╭─ Task input
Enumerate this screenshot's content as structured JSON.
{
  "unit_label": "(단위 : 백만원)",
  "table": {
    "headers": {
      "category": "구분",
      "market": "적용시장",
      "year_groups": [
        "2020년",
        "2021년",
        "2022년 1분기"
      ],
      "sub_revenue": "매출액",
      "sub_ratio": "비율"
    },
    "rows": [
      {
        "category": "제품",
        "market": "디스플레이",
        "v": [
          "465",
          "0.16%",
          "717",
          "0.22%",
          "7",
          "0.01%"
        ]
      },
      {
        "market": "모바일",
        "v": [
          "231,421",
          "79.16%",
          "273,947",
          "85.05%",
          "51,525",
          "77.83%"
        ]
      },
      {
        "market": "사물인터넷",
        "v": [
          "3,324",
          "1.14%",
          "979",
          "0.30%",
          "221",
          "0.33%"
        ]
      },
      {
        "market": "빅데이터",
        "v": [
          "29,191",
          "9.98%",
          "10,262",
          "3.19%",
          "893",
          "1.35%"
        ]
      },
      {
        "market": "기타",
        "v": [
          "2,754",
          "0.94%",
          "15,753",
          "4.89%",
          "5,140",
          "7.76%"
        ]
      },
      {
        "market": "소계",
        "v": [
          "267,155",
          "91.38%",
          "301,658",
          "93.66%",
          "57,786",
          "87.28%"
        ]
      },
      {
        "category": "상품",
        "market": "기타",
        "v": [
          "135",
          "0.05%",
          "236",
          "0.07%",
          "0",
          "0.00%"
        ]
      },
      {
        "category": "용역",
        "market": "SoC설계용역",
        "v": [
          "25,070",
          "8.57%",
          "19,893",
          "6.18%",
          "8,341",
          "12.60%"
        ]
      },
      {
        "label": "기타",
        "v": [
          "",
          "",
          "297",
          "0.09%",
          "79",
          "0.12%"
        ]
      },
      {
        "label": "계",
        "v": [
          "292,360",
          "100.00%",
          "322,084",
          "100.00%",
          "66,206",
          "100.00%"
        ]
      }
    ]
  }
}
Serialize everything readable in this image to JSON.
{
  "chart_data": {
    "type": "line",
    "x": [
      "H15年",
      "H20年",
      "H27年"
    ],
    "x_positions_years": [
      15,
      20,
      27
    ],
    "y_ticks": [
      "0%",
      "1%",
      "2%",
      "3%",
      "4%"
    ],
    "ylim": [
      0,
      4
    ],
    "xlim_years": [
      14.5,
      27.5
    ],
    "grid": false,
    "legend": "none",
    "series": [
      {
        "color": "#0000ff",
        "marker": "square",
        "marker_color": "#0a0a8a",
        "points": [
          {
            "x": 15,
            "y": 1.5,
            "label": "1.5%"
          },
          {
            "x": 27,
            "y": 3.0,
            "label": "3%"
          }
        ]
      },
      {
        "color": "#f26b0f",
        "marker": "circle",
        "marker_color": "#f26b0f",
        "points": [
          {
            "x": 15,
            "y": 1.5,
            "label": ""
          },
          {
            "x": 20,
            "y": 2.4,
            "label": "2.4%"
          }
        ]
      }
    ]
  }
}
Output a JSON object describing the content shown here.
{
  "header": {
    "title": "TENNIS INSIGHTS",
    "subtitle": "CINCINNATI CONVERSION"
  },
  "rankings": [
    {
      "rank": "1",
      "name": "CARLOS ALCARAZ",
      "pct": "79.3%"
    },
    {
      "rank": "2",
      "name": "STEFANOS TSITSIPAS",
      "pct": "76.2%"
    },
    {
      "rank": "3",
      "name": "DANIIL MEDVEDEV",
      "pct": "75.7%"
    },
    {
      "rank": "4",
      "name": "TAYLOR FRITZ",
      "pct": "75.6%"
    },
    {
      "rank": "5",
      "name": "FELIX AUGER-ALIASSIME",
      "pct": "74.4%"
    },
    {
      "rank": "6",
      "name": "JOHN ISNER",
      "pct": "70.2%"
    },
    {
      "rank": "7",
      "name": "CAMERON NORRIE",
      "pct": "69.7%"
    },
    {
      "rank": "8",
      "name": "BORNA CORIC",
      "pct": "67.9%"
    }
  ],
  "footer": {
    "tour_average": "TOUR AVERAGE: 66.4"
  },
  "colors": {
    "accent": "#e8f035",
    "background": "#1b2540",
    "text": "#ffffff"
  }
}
╰─
● **Objective**
All of the lines above need to be given again exactly.

● **Answer below**
Enumerate this screenshot's content as structured JSON.
{
  "unit_label": "(단위 : 백만원)",
  "table": {
    "headers": {
      "category": "구분",
      "market": "적용시장",
      "year_groups": [
        "2020년",
        "2021년",
        "2022년 1분기"
      ],
      "sub_revenue": "매출액",
      "sub_ratio": "비율"
    },
    "rows": [
      {
        "category": "제품",
        "market": "디스플레이",
        "v": [
          "465",
          "0.16%",
          "717",
          "0.22%",
          "7",
          "0.01%"
        ]
      },
      {
        "market": "모바일",
        "v": [
          "231,421",
          "79.16%",
          "273,947",
          "85.05%",
          "51,525",
          "77.83%"
        ]
      },
      {
        "market": "사물인터넷",
        "v": [
          "3,324",
          "1.14%",
          "979",
          "0.30%",
          "221",
          "0.33%"
        ]
      },
      {
        "market": "빅데이터",
        "v": [
          "29,191",
          "9.98%",
          "10,262",
          "3.19%",
          "893",
          "1.35%"
        ]
      },
      {
        "market": "기타",
        "v": [
          "2,754",
          "0.94%",
          "15,753",
          "4.89%",
          "5,140",
          "7.76%"
        ]
      },
      {
        "market": "소계",
        "v": [
          "267,155",
          "91.38%",
          "301,658",
          "93.66%",
          "57,786",
          "87.28%"
        ]
      },
      {
        "category": "상품",
        "market": "기타",
        "v": [
          "135",
          "0.05%",
          "236",
          "0.07%",
          "0",
          "0.00%"
        ]
      },
      {
        "category": "용역",
        "market": "SoC설계용역",
        "v": [
          "25,070",
          "8.57%",
          "19,893",
          "6.18%",
          "8,341",
          "12.60%"
        ]
      },
      {
        "label": "기타",
        "v": [
          "",
          "",
          "297",
          "0.09%",
          "79",
          "0.12%"
        ]
      },
      {
        "label": "계",
        "v": [
          "292,360",
          "100.00%",
          "322,084",
          "100.00%",
          "66,206",
          "100.00%"
        ]
      }
    ]
  }
}
Serialize everything readable in this image to JSON.
{
  "chart_data": {
    "type": "line",
    "x": [
      "H15年",
      "H20年",
      "H27年"
    ],
    "x_positions_years": [
      15,
      20,
      27
    ],
    "y_ticks": [
      "0%",
      "1%",
      "2%",
      "3%",
      "4%"
    ],
    "ylim": [
      0,
      4
    ],
    "xlim_years": [
      14.5,
      27.5
    ],
    "grid": false,
    "legend": "none",
    "series": [
      {
        "color": "#0000ff",
        "marker": "square",
        "marker_color": "#0a0a8a",
        "points": [
          {
            "x": 15,
            "y": 1.5,
            "label": "1.5%"
          },
          {
            "x": 27,
            "y": 3.0,
            "label": "3%"
          }
        ]
      },
      {
        "color": "#f26b0f",
        "marker": "circle",
        "marker_color": "#f26b0f",
        "points": [
          {
            "x": 15,
            "y": 1.5,
            "label": ""
          },
          {
            "x": 20,
            "y": 2.4,
            "label": "2.4%"
          }
        ]
      }
    ]
  }
}
Output a JSON object describing the content shown here.
{
  "header": {
    "title": "TENNIS INSIGHTS",
    "subtitle": "CINCINNATI CONVERSION"
  },
  "rankings": [
    {
      "rank": "1",
      "name": "CARLOS ALCARAZ",
      "pct": "79.3%"
    },
    {
      "rank": "2",
      "name": "STEFANOS TSITSIPAS",
      "pct": "76.2%"
    },
    {
      "rank": "3",
      "name": "DANIIL MEDVEDEV",
      "pct": "75.7%"
    },
    {
      "rank": "4",
      "name": "TAYLOR FRITZ",
      "pct": "75.6%"
    },
    {
      "rank": "5",
      "name": "FELIX AUGER-ALIASSIME",
      "pct": "74.4%"
    },
    {
      "rank": "6",
      "name": "JOHN ISNER",
      "pct": "70.2%"
    },
    {
      "rank": "7",
      "name": "CAMERON NORRIE",
      "pct": "69.7%"
    },
    {
      "rank": "8",
      "name": "BORNA CORIC",
      "pct": "67.9%"
    }
  ],
  "footer": {
    "tour_average": "TOUR AVERAGE: 66.4"
  },
  "colors": {
    "accent": "#e8f035",
    "background": "#1b2540",
    "text": "#ffffff"
  }
}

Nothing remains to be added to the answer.